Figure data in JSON
____________________
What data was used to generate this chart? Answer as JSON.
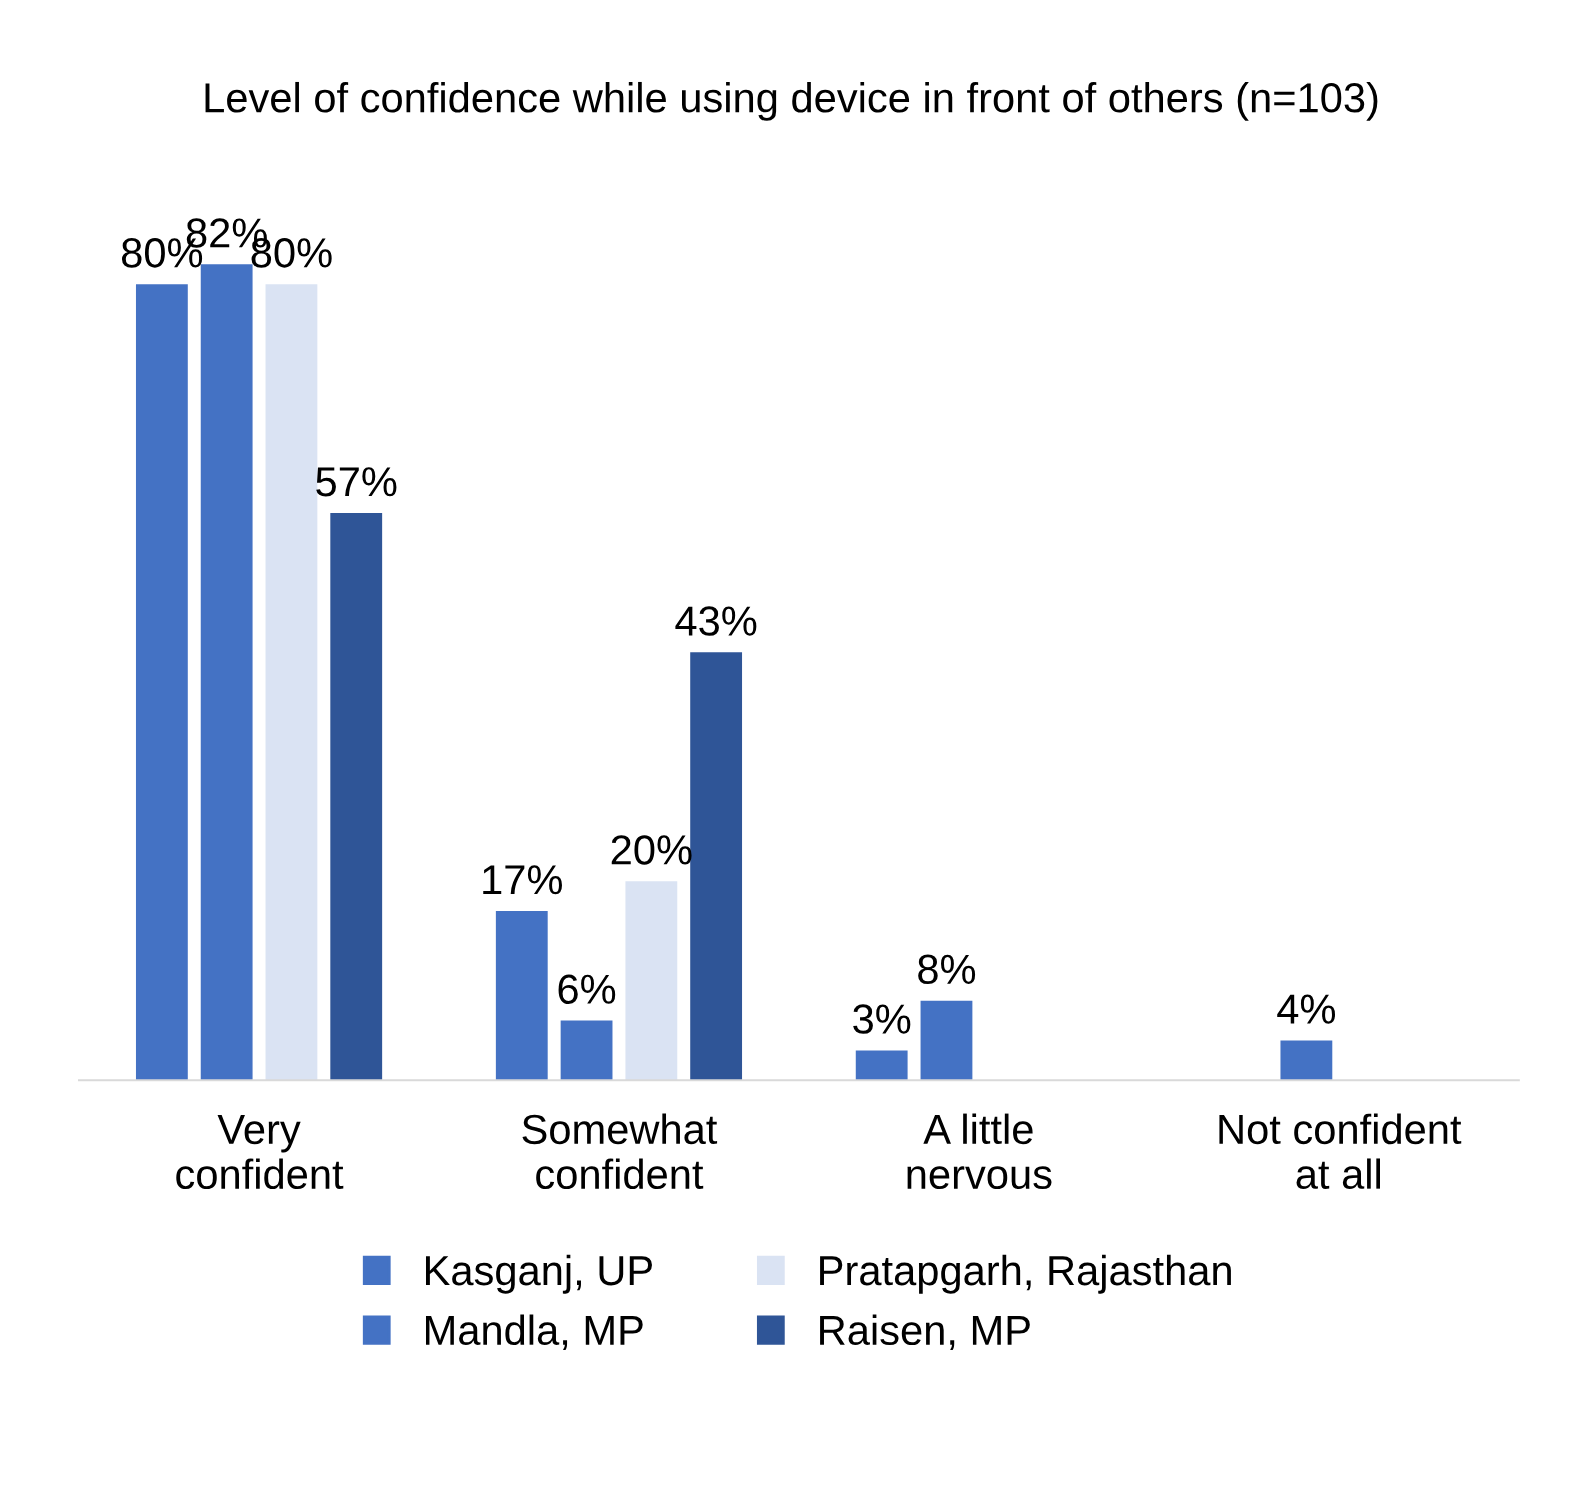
{
  "chart_data": {
    "type": "bar",
    "title": "Level of confidence while using device in front of others (n=103)",
    "categories": [
      "Very confident",
      "Somewhat confident",
      "A little nervous",
      "Not confident at all"
    ],
    "series": [
      {
        "name": "Kasganj, UP",
        "color": "#4472c4",
        "values": [
          80,
          17,
          3,
          null
        ],
        "value_labels": [
          "80%",
          "17%",
          "3%",
          null
        ]
      },
      {
        "name": "Mandla, MP",
        "color": "#4472c4",
        "values": [
          82,
          6,
          8,
          4
        ],
        "value_labels": [
          "82%",
          "6%",
          "8%",
          "4%"
        ]
      },
      {
        "name": "Pratapgarh, Rajasthan",
        "color": "#dae3f3",
        "values": [
          80,
          20,
          null,
          null
        ],
        "value_labels": [
          "80%",
          "20%",
          null,
          null
        ]
      },
      {
        "name": "Raisen, MP",
        "color": "#2f5597",
        "values": [
          57,
          43,
          null,
          null
        ],
        "value_labels": [
          "57%",
          "43%",
          null,
          null
        ]
      }
    ],
    "grid": false,
    "legend": "bottom",
    "tick_labels": "x"
  }
}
____________________
To do: Where a line above holds the string "color", show that line.

Full answer:
        "color": "#4472c4",
        "color": "#4472c4",
        "color": "#dae3f3",
        "color": "#2f5597",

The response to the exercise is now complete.